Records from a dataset
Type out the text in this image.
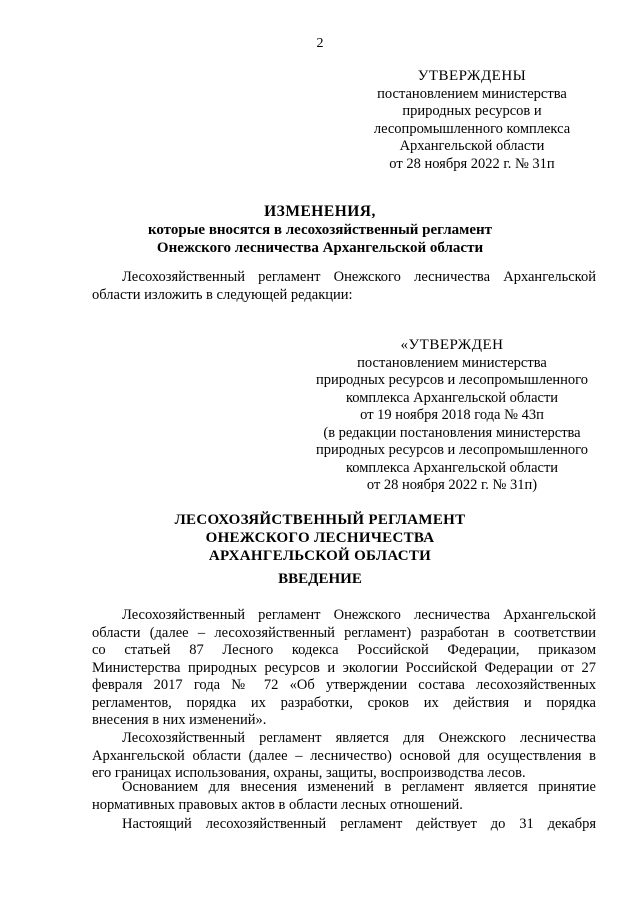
2
УТВЕРЖДЕНЫ
постановлением министерства
природных ресурсов и
лесопромышленного комплекса
Архангельской области
от 28 ноября 2022 г. № 31п
ИЗМЕНЕНИЯ,
которые вносятся в лесохозяйственный регламент
Онежского лесничества Архангельской области
Лесохозяйственный регламент Онежского лесничества Архангельской
области изложить в следующей редакции:
«УТВЕРЖДЕН
постановлением министерства
природных ресурсов и лесопромышленного
комплекса Архангельской области
от 19 ноября 2018 года № 43п
(в редакции постановления министерства
природных ресурсов и лесопромышленного
комплекса Архангельской области
от 28 ноября 2022 г. № 31п)
ЛЕСОХОЗЯЙСТВЕННЫЙ РЕГЛАМЕНТ
ОНЕЖСКОГО ЛЕСНИЧЕСТВА
АРХАНГЕЛЬСКОЙ ОБЛАСТИ
ВВЕДЕНИЕ
Лесохозяйственный регламент Онежского лесничества Архангельской
области (далее – лесохозяйственный регламент) разработан в соответствии
со статьей 87 Лесного кодекса Российской Федерации, приказом
Министерства природных ресурсов и экологии Российской Федерации от 27
февраля 2017 года № 72 «Об утверждении состава лесохозяйственных
регламентов, порядка их разработки, сроков их действия и порядка
внесения в них изменений».
Лесохозяйственный регламент является для Онежского лесничества
Архангельской области (далее – лесничество) основой для осуществления в
его границах использования, охраны, защиты, воспроизводства лесов.
Основанием для внесения изменений в регламент является принятие
нормативных правовых актов в области лесных отношений.
Настоящий лесохозяйственный регламент действует до 31 декабря
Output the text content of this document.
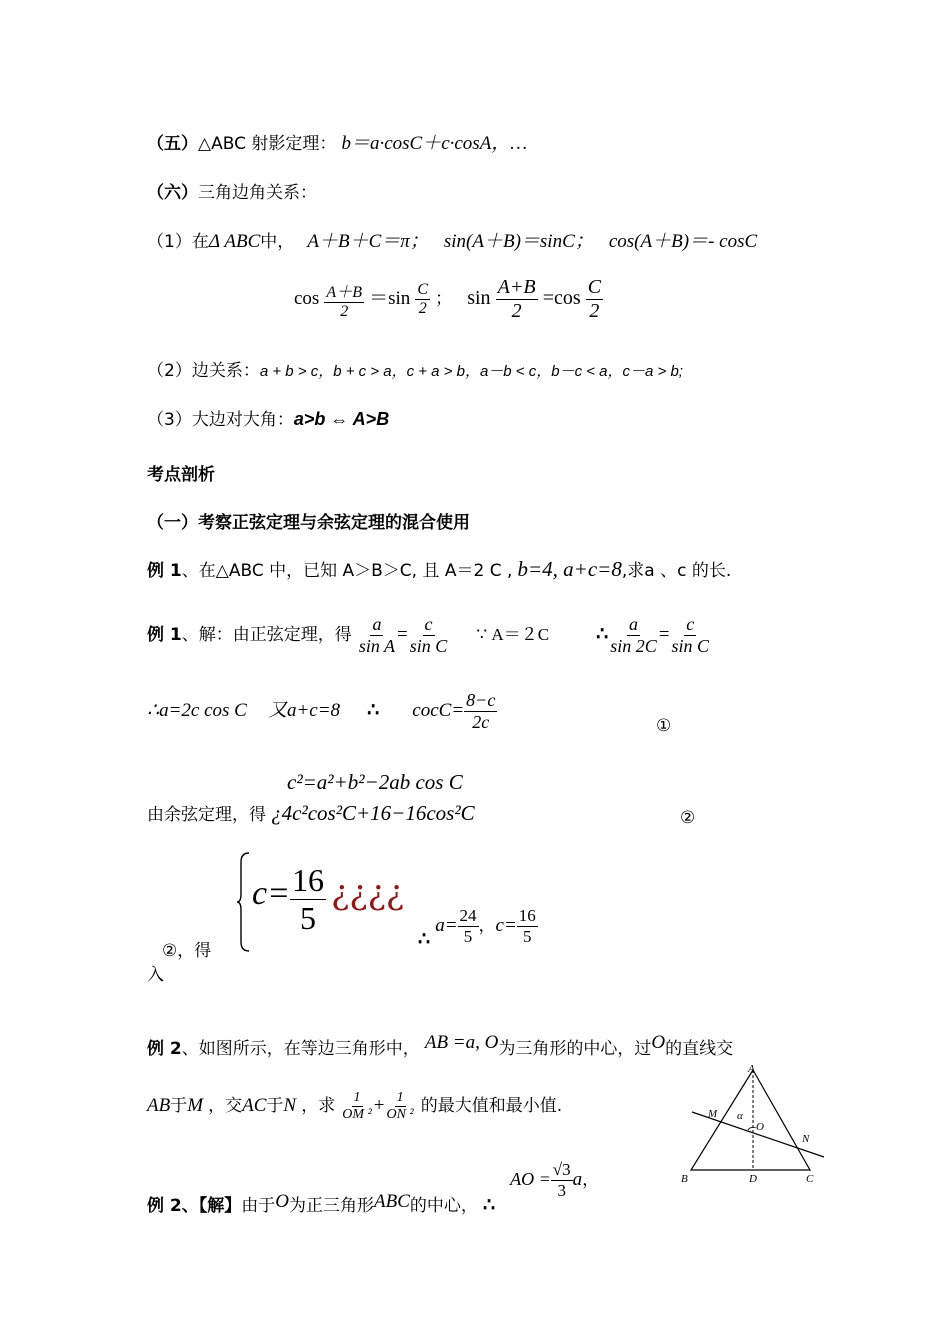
（五）△ABC 射影定理： b＝a·cosC＋c·cosA，…
（六）三角边角关系：
（1）在Δ ABC中， A＋B＋C＝π； sin(A＋B)＝sinC； cos(A＋B)＝- cosC
$\cos \frac{A+B}{2} =\sin \frac{C}{2}$ ； $\sin \frac{A+B}{2} =\cos \frac{C}{2}$
（2）边关系：a + b > c，b + c > a，c + a > b，a－b < c，b－c < a，c－a > b;
（3）大边对大角：a>b ⇔ A>B
考点剖析
（一）考察正弦定理与余弦定理的混合使用
例 1、在△ABC 中，已知 A＞B＞C, 且 A＝2 C , b=4, a+c=8,求a 、c 的长.
例 1、解：由正弦定理，得 $\frac{a}{\text{sin A}} = \frac{c}{\text{sin C}}$ ∵ A＝２C ∴ $\frac{a}{\sin 2C} = \frac{c}{\text{sin C}}$
∴a=2c cos C 又a+c=8 ∴ cocC= $\frac{8-c}{2c}$	①
c²=a²+b²−2ab cos C
由余弦定理，得 ¿4c²cos²C+16−16cos²C	②
$c= \frac{16}{5}$ ¿¿¿¿
②，得
入
∴ $a= \frac{24}{5}$ ，$c= \frac{16}{5}$
例 2、如图所示，在等边三角形中， AB =a, O为三角形的中心，过O的直线交
AB于M ，交AC于N ，求 $\frac{1}{\text{OM ²}} + \frac{1}{\text{ON ²}}$ 的最大值和最小值.
A
B	C
D
M
N
O
α
例 2、【解】由于O为正三角形ABC的中心， ∴ AO = $\frac{√3}{3}$ a，
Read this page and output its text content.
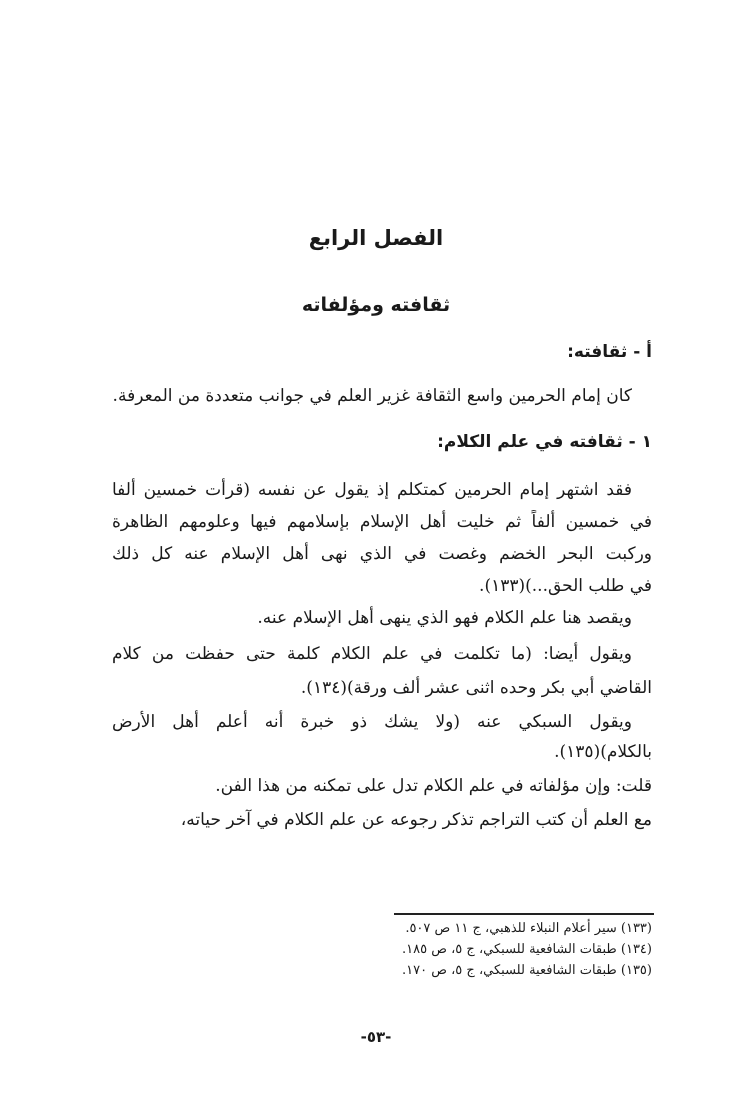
الفصل الرابع
ثقافته ومؤلفاته
أ - ثقافته:
كان إمام الحرمين واسع الثقافة غزير العلم في جوانب متعددة من المعرفة.
١ - ثقافته في علم الكلام:
فقد اشتهر إمام الحرمين كمتكلم إذ يقول عن نفسه (قرأت خمسين ألفا
في خمسين ألفاً ثم خليت أهل الإسلام بإسلامهم فيها وعلومهم الظاهرة
وركبت البحر الخضم وغصت في الذي نهى أهل الإسلام عنه كل ذلك
في طلب الحق...)(١٣٣).
ويقصد هنا علم الكلام فهو الذي ينهى أهل الإسلام عنه.
ويقول أيضا: (ما تكلمت في علم الكلام كلمة حتى حفظت من كلام
القاضي أبي بكر وحده اثنى عشر ألف ورقة)(١٣٤).
ويقول السبكي عنه (ولا يشك ذو خبرة أنه أعلم أهل الأرض
بالكلام)(١٣٥).
قلت: وإن مؤلفاته في علم الكلام تدل على تمكنه من هذا الفن.
مع العلم أن كتب التراجم تذكر رجوعه عن علم الكلام في آخر حياته،
(١٣٣) سير أعلام النبلاء للذهبي، ج ١١ ص ٥٠٧.
(١٣٤) طبقات الشافعية للسبكي، ج ٥، ص ١٨٥.
(١٣٥) طبقات الشافعية للسبكي، ج ٥، ص ١٧٠.
-٥٣-
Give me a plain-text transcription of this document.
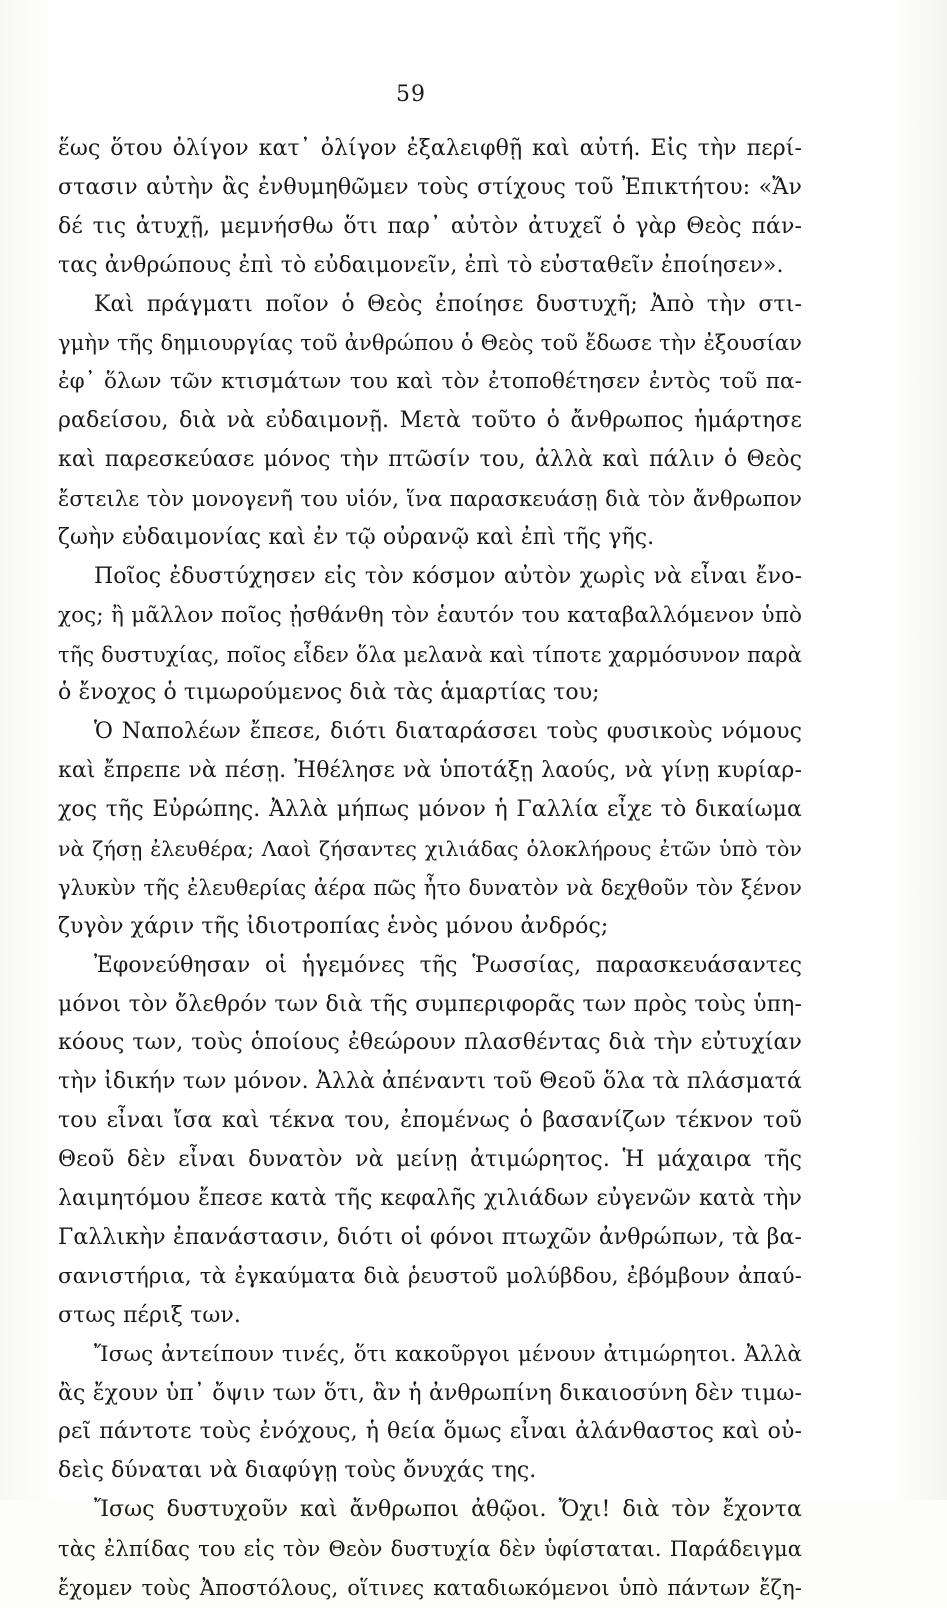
59
ἕως ὅτου ὀλίγον κατ᾽ ὀλίγον ἐξαλειφθῇ καὶ αὐτή. Εἰς τὴν περί-
στασιν αὐτὴν ἂς ἐνθυμηθῶμεν τοὺς στίχους τοῦ Ἐπικτήτου: «Ἄν
δέ τις ἀτυχῇ, μεμνήσθω ὅτι παρ᾽ αὐτὸν ἀτυχεῖ ὁ γὰρ Θεὸς πάν-
τας ἀνθρώπους ἐπὶ τὸ εὐδαιμονεῖν, ἐπὶ τὸ εὐσταθεῖν ἐποίησεν».
Καὶ πράγματι ποῖον ὁ Θεὸς ἐποίησε δυστυχῆ; Ἀπὸ τὴν στι-
γμὴν τῆς δημιουργίας τοῦ ἀνθρώπου ὁ Θεὸς τοῦ ἔδωσε τὴν ἐξουσίαν
ἐφ᾽ ὅλων τῶν κτισμάτων του καὶ τὸν ἐτοποθέτησεν ἐντὸς τοῦ πα-
ραδείσου, διὰ νὰ εὐδαιμονῇ. Μετὰ τοῦτο ὁ ἄνθρωπος ἡμάρτησε
καὶ παρεσκεύασε μόνος τὴν πτῶσίν του, ἀλλὰ καὶ πάλιν ὁ Θεὸς
ἔστειλε τὸν μονογενῆ του υἱόν, ἵνα παρασκευάσῃ διὰ τὸν ἄνθρωπον
ζωὴν εὐδαιμονίας καὶ ἐν τῷ οὐρανῷ καὶ ἐπὶ τῆς γῆς.
Ποῖος ἐδυστύχησεν εἰς τὸν κόσμον αὐτὸν χωρὶς νὰ εἶναι ἔνο-
χος; ἢ μᾶλλον ποῖος ᾐσθάνθη τὸν ἑαυτόν του καταβαλλόμενον ὑπὸ
τῆς δυστυχίας, ποῖος εἶδεν ὅλα μελανὰ καὶ τίποτε χαρμόσυνον παρὰ
ὁ ἔνοχος ὁ τιμωρούμενος διὰ τὰς ἁμαρτίας του;
Ὁ Ναπολέων ἔπεσε, διότι διαταράσσει τοὺς φυσικοὺς νόμους
καὶ ἔπρεπε νὰ πέσῃ. Ἠθέλησε νὰ ὑποτάξῃ λαούς, νὰ γίνῃ κυρίαρ-
χος τῆς Εὐρώπης. Ἀλλὰ μήπως μόνον ἡ Γαλλία εἶχε τὸ δικαίωμα
νὰ ζήσῃ ἐλευθέρα; Λαοὶ ζήσαντες χιλιάδας ὁλοκλήρους ἐτῶν ὑπὸ τὸν
γλυκὺν τῆς ἐλευθερίας ἀέρα πῶς ἦτο δυνατὸν νὰ δεχθοῦν τὸν ξένον
ζυγὸν χάριν τῆς ἰδιοτροπίας ἑνὸς μόνου ἀνδρός;
Ἐφονεύθησαν οἱ ἡγεμόνες τῆς Ῥωσσίας, παρασκευάσαντες
μόνοι τὸν ὄλεθρόν των διὰ τῆς συμπεριφορᾶς των πρὸς τοὺς ὑπη-
κόους των, τοὺς ὁποίους ἐθεώρουν πλασθέντας διὰ τὴν εὐτυχίαν
τὴν ἰδικήν των μόνον. Ἀλλὰ ἀπέναντι τοῦ Θεοῦ ὅλα τὰ πλάσματά
του εἶναι ἴσα καὶ τέκνα του, ἐπομένως ὁ βασανίζων τέκνον τοῦ
Θεοῦ δὲν εἶναι δυνατὸν νὰ μείνῃ ἀτιμώρητος. Ἡ μάχαιρα τῆς
λαιμητόμου ἔπεσε κατὰ τῆς κεφαλῆς χιλιάδων εὐγενῶν κατὰ τὴν
Γαλλικὴν ἐπανάστασιν, διότι οἱ φόνοι πτωχῶν ἀνθρώπων, τὰ βα-
σανιστήρια, τὰ ἐγκαύματα διὰ ῥευστοῦ μολύβδου, ἐβόμβουν ἀπαύ-
στως πέριξ των.
Ἴσως ἀντείπουν τινές, ὅτι κακοῦργοι μένουν ἀτιμώρητοι. Ἀλλὰ
ἂς ἔχουν ὑπ᾽ ὄψιν των ὅτι, ἂν ἡ ἀνθρωπίνη δικαιοσύνη δὲν τιμω-
ρεῖ πάντοτε τοὺς ἐνόχους, ἡ θεία ὅμως εἶναι ἀλάνθαστος καὶ οὐ-
δεὶς δύναται νὰ διαφύγῃ τοὺς ὄνυχάς της.
Ἴσως δυστυχοῦν καὶ ἄνθρωποι ἀθῷοι. Ὄχι! διὰ τὸν ἔχοντα
τὰς ἐλπίδας του εἰς τὸν Θεὸν δυστυχία δὲν ὑφίσταται. Παράδειγμα
ἔχομεν τοὺς Ἀποστόλους, οἵτινες καταδιωκόμενοι ὑπὸ πάντων ἔζη-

Goal
Filter the data for the string "خمسين" and copy every line that has it.

Expected output
فقد اشتهر إمام الحرمين كمتكلم إذ يقول عن نفسه (قرأت خمسين ألفا
في خمسين ألفاً ثم خليت أهل الإسلام بإسلامهم فيها وعلومهم الظاهرة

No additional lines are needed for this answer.